В данной главе мы предлагаем пойти первым путем и рассмотреть способы построения единого образа времени в культуре, опираясь на теоретические положения современной социологии и культурной антропологии времени. Сделать это удобнее всего на примере конструирования образа «настоящего».
В основу нижеследующих рассуждений мы положим тезис, который можно считать общепринятым и не требующим специального обоснования: возникновение и развитие представлений о времени в культуре вызвано прежде всего необходимостью синхронизации деятельности индивида и человеческого сообщества в изменяющемся мире. Это положение стало общим местом социологических и культурно-антропологических исследований времени начиная с пионерских работ А. Юбера и М. Мосса и заканчивая последними обобщающими работами Б. Адам, Н. Мунн и А. Джелла (Adam, 1990, 1995; Munn, 1992; Gell, 1992). Речь пойдет о том, как мы конструируем отношение одновременности нашего функционирования в социальном взаимодействии и какова структура наших представлений о времени.

+ + + + +

## Письменное задание A
Изложите отрывок о времени в культуре в двух предложениях.
Отрывок и записи представляют собой отдельные, не связанные между собой материалы.

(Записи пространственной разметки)
+ + + + +

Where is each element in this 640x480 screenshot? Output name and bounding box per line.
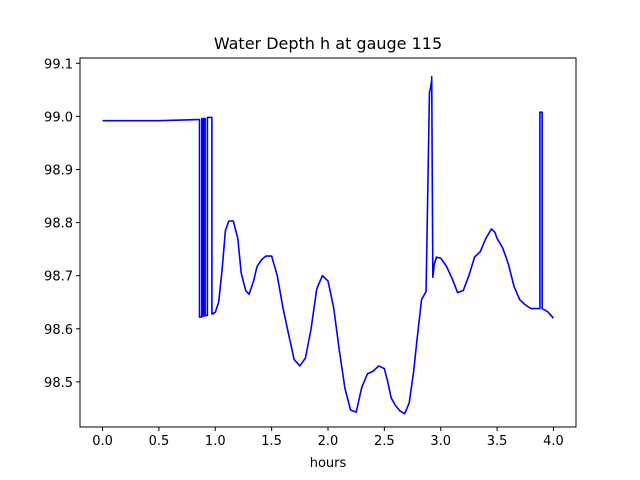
x-tick-label: 1.0 xyxy=(205,434,226,449)
series-line-1 xyxy=(102,75,555,415)
y-tick-label: 99.0 xyxy=(44,110,73,125)
x-axis-label: hours xyxy=(310,456,347,471)
y-tick-label: 99.1 xyxy=(44,57,73,72)
y-tick-label: 98.5 xyxy=(44,376,73,391)
chart-title: Water Depth h at gauge 115 xyxy=(214,34,442,53)
x-tick-label: 2.0 xyxy=(318,434,339,449)
plot-area xyxy=(80,58,576,427)
y-tick-label: 98.6 xyxy=(44,323,73,338)
x-tick-label: 1.5 xyxy=(261,434,282,449)
y-axis-ticks: 98.5 98.6 98.7 98.8 98.9 99.0 99.1 xyxy=(44,57,80,391)
x-tick-label: 3.0 xyxy=(430,434,451,449)
x-axis-ticks: 0.0 0.5 1.0 1.5 2.0 2.5 3.0 3.5 4.0 xyxy=(92,427,564,449)
y-tick-label: 98.8 xyxy=(44,217,73,232)
y-tick-label: 98.9 xyxy=(44,163,73,178)
x-tick-label: 0.0 xyxy=(92,434,113,449)
y-tick-label: 98.7 xyxy=(44,270,73,285)
x-tick-label: 2.5 xyxy=(374,434,395,449)
x-tick-label: 3.5 xyxy=(487,434,508,449)
series-layer xyxy=(102,75,555,415)
x-tick-label: 0.5 xyxy=(149,434,170,449)
plot-frame xyxy=(79,57,577,428)
x-tick-label: 4.0 xyxy=(543,434,564,449)
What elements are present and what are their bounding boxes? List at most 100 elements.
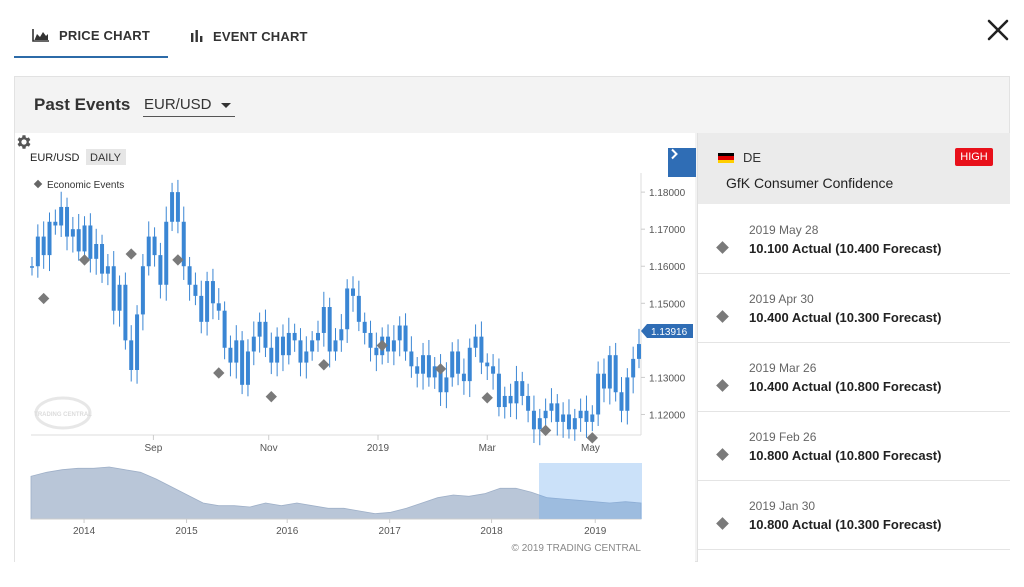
price-chart[interactable]: EUR/USD DAILY Economic Events TRADING CE… <box>15 133 695 563</box>
price-candle <box>153 237 157 256</box>
price-candle <box>584 411 588 422</box>
price-candle <box>298 340 302 362</box>
tab-event-chart-label: EVENT CHART <box>213 29 308 44</box>
navigator-tick-label: 2019 <box>584 526 607 537</box>
price-candle <box>374 348 378 355</box>
last-price-label: 1.13916 <box>641 324 693 338</box>
event-marker <box>38 293 49 304</box>
price-candle <box>398 326 402 341</box>
chart-interval[interactable]: DAILY <box>90 152 122 164</box>
price-candle <box>369 333 373 348</box>
price-candle <box>555 403 559 422</box>
price-candle <box>474 337 478 348</box>
chevron-right-icon <box>668 148 680 160</box>
legend-diamond-icon <box>34 180 42 188</box>
gear-icon[interactable] <box>15 133 33 151</box>
price-candle <box>631 359 635 378</box>
x-tick-label: Nov <box>260 443 278 454</box>
event-history-row[interactable]: 2019 Apr 30 10.400 Actual (10.300 Foreca… <box>698 274 1010 343</box>
price-candle <box>444 377 448 392</box>
price-candle <box>135 314 139 370</box>
price-candle <box>141 266 145 314</box>
price-candle <box>65 207 69 237</box>
price-candle <box>456 351 460 373</box>
price-candle <box>497 374 501 407</box>
price-candle <box>567 414 571 429</box>
event-diamond-icon <box>716 517 729 530</box>
price-candle <box>573 418 577 429</box>
currency-pair-value: EUR/USD <box>144 96 212 113</box>
chart-legend: Economic Events <box>47 180 124 191</box>
price-candle <box>514 381 518 403</box>
price-candle <box>211 281 215 303</box>
copyright-text: © 2019 TRADING CENTRAL <box>512 543 642 554</box>
event-date: 2019 Jan 30 <box>749 499 815 513</box>
event-diamond-icon <box>716 310 729 323</box>
price-candle <box>450 351 454 377</box>
price-candle <box>205 281 209 322</box>
event-detail-panel: DE HIGH GfK Consumer Confidence 2019 May… <box>697 133 1010 562</box>
price-candle <box>532 411 536 430</box>
price-candle <box>106 266 110 273</box>
chevron-down-icon <box>221 103 231 108</box>
price-candle <box>491 366 495 373</box>
event-marker <box>213 367 224 378</box>
price-candle <box>42 237 46 256</box>
chart-symbol: EUR/USD <box>30 152 80 164</box>
event-diamond-icon <box>716 379 729 392</box>
event-history-row[interactable]: 2019 May 28 10.100 Actual (10.400 Foreca… <box>698 205 1010 274</box>
page-title: Past Events <box>34 95 130 115</box>
price-candle <box>147 237 151 267</box>
price-candle <box>100 244 104 274</box>
price-candle <box>304 351 308 362</box>
past-events-panel: Past Events EUR/USD EUR/USD DAILY Econom… <box>14 76 1010 562</box>
event-date: 2019 May 28 <box>749 223 818 237</box>
tab-price-chart-label: PRICE CHART <box>59 28 150 43</box>
price-candle <box>88 225 92 258</box>
y-tick-label: 1.18000 <box>649 188 686 199</box>
price-candle <box>561 414 565 421</box>
chart-tabs: PRICE CHART EVENT CHART <box>14 14 326 58</box>
area-chart-icon <box>32 28 50 42</box>
price-candle <box>590 414 594 421</box>
price-candle <box>164 222 168 285</box>
price-candle <box>637 344 641 359</box>
tab-event-chart[interactable]: EVENT CHART <box>172 14 326 58</box>
price-candle <box>170 192 174 222</box>
navigator-tick-label: 2017 <box>379 526 402 537</box>
tab-price-chart[interactable]: PRICE CHART <box>14 14 168 58</box>
navigator-tick-label: 2014 <box>73 526 96 537</box>
price-candle <box>240 340 244 384</box>
price-candle <box>462 374 466 381</box>
event-history-row[interactable]: 2019 Mar 26 10.400 Actual (10.800 Foreca… <box>698 343 1010 412</box>
price-candle <box>520 381 524 396</box>
price-candle <box>293 333 297 340</box>
expand-panel-button[interactable] <box>668 148 696 177</box>
price-candle <box>503 396 507 407</box>
price-candle <box>112 266 116 310</box>
price-candle <box>30 266 34 268</box>
price-candle <box>386 337 390 352</box>
event-date: 2019 Feb 26 <box>749 430 816 444</box>
y-tick-label: 1.16000 <box>649 262 686 273</box>
currency-pair-select[interactable]: EUR/USD <box>143 93 235 117</box>
price-candle <box>193 285 197 296</box>
navigator-tick-label: 2015 <box>175 526 198 537</box>
event-history-row[interactable]: 2019 Feb 26 10.800 Actual (10.800 Foreca… <box>698 412 1010 481</box>
event-actual: 10.400 Actual (10.800 Forecast) <box>749 379 941 394</box>
event-actual: 10.800 Actual (10.300 Forecast) <box>749 517 941 532</box>
watermark-text: TRADING CENTRAL <box>34 412 92 418</box>
price-candle <box>549 403 553 410</box>
close-icon[interactable] <box>982 14 1014 46</box>
navigator-range-selector[interactable] <box>539 463 642 519</box>
event-history-row[interactable]: 2019 Jan 30 10.800 Actual (10.300 Foreca… <box>698 481 1010 550</box>
price-chart-area: EUR/USD DAILY Economic Events TRADING CE… <box>15 133 695 563</box>
price-candle <box>129 340 133 370</box>
price-candle <box>526 396 530 411</box>
price-candle <box>316 333 320 340</box>
price-candle <box>404 326 408 352</box>
price-candle <box>625 377 629 410</box>
price-candle <box>188 266 192 285</box>
y-tick-label: 1.12000 <box>649 410 686 421</box>
price-candle <box>579 411 583 418</box>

+ + + + +

## Письменное задание B
Пожалуйста, оформите часть записей в виде нумерованного списка без пустых строк: начните со строки, где есть «price-chart[interactable]: EUR/USD DAILY», и остановитесь после строки, где есть «event-diamond-icon <box>716 517 729 530</box>».

## Письменное решение A
В главе предлагается рассмотреть способы построения единого образа времени в культуре, опираясь на положения современной социологии и культурной антропологии времени, причем удобнее всего сделать это на примере конструирования образа «настоящего». В основу рассуждений положен общепринятый тезис: представления о времени в культуре возникают и развиваются прежде всего из необходимости синхронизировать деятельность индивида и человеческого сообщества в изменяющемся мире.

## Письменное решение B
1. price-chart[interactable]: EUR/USD DAILY Economic Events TRADING CE… <box>15 133 695 563</box>
2. price-candle <box>153 237 157 256</box>
3. price-candle <box>584 411 588 422</box>
4. price-candle <box>298 340 302 362</box>
5. tab-event-chart-label: EVENT CHART <box>213 29 308 44</box>
6. navigator-tick-label: 2019 <box>584 526 607 537</box>
7. price-candle <box>374 348 378 355</box>
8. last-price-label: 1.13916 <box>641 324 693 338</box>
9. event-marker <box>38 293 49 304</box>
10. price-candle <box>398 326 402 341</box>
11. chart-interval[interactable]: DAILY <box>90 152 122 164</box>
12. price-candle <box>369 333 373 348</box>
13. price-candle <box>555 403 559 422</box>
14. price-candle <box>474 337 478 348</box>
15. chevron-right-icon <box>668 148 680 160</box>
16. legend-diamond-icon <box>34 180 42 188</box>
17. gear-icon[interactable] <box>15 133 33 151</box>
18. price-candle <box>631 359 635 378</box>
19. x-tick-label: Nov <box>260 443 278 454</box>
20. event-history-row[interactable]: 2019 Apr 30 10.400 Actual (10.300 Foreca… <box>698 274 1010 343</box>
21. price-candle <box>444 377 448 392</box>
22. price-candle <box>135 314 139 370</box>
23. price-candle <box>141 266 145 314</box>
24. price-candle <box>65 207 69 237</box>
25. price-candle <box>456 351 460 373</box>
26. price-candle <box>497 374 501 407</box>
27. price-candle <box>567 414 571 429</box>
28. event-diamond-icon <box>716 517 729 530</box>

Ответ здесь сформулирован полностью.